**Listed entries**
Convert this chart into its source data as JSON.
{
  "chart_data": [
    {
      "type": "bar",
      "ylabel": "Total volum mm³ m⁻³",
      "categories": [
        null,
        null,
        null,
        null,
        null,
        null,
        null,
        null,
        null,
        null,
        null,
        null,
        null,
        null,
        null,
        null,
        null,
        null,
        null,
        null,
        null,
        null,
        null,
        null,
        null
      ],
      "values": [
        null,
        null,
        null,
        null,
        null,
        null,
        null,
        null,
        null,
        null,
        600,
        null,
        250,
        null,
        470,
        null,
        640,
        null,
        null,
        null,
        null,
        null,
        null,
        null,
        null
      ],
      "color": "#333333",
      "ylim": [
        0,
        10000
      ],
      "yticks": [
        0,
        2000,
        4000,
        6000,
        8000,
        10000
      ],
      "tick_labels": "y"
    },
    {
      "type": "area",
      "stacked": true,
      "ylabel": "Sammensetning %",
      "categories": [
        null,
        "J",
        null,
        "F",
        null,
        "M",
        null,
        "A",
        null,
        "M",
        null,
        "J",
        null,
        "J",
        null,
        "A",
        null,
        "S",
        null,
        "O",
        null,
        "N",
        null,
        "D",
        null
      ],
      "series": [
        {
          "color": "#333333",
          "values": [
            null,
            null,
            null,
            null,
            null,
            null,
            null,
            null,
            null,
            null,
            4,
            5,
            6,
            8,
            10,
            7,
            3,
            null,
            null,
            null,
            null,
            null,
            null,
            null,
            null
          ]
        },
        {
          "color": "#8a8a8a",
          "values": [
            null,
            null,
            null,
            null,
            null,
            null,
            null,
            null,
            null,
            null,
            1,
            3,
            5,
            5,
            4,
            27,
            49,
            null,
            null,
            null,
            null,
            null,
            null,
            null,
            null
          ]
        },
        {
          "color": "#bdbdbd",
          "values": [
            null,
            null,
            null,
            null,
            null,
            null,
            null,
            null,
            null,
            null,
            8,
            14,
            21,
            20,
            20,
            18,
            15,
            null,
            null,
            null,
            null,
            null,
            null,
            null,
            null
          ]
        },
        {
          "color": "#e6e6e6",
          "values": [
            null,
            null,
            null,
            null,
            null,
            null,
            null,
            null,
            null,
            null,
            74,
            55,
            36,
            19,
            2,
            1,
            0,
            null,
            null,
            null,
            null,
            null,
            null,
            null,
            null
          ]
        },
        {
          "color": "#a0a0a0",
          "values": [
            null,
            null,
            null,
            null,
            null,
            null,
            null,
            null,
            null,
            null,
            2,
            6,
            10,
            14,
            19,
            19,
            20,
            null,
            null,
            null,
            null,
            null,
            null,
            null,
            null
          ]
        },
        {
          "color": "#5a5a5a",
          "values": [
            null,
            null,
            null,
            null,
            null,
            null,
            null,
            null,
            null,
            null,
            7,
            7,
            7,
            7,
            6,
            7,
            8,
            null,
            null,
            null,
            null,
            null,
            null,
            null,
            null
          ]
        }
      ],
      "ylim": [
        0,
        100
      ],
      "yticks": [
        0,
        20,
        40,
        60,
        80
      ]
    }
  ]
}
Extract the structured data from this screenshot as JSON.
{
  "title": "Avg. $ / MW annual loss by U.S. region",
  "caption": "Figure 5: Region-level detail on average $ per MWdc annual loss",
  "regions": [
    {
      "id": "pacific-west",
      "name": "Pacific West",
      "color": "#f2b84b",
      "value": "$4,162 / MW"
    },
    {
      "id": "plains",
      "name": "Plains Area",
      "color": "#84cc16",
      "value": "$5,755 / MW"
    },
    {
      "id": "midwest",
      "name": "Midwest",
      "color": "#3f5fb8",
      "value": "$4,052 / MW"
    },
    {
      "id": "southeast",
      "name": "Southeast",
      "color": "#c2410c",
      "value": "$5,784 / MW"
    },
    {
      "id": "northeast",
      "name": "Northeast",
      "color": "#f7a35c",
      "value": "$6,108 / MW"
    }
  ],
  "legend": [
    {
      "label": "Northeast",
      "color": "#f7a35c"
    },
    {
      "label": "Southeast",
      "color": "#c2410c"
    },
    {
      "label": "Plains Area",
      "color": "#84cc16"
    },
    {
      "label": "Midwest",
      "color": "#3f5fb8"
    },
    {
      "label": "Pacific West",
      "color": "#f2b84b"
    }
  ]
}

**Your task**
Tally how many lines of the data include the word "loss". Write the number and nothing else.

**Complete response**
2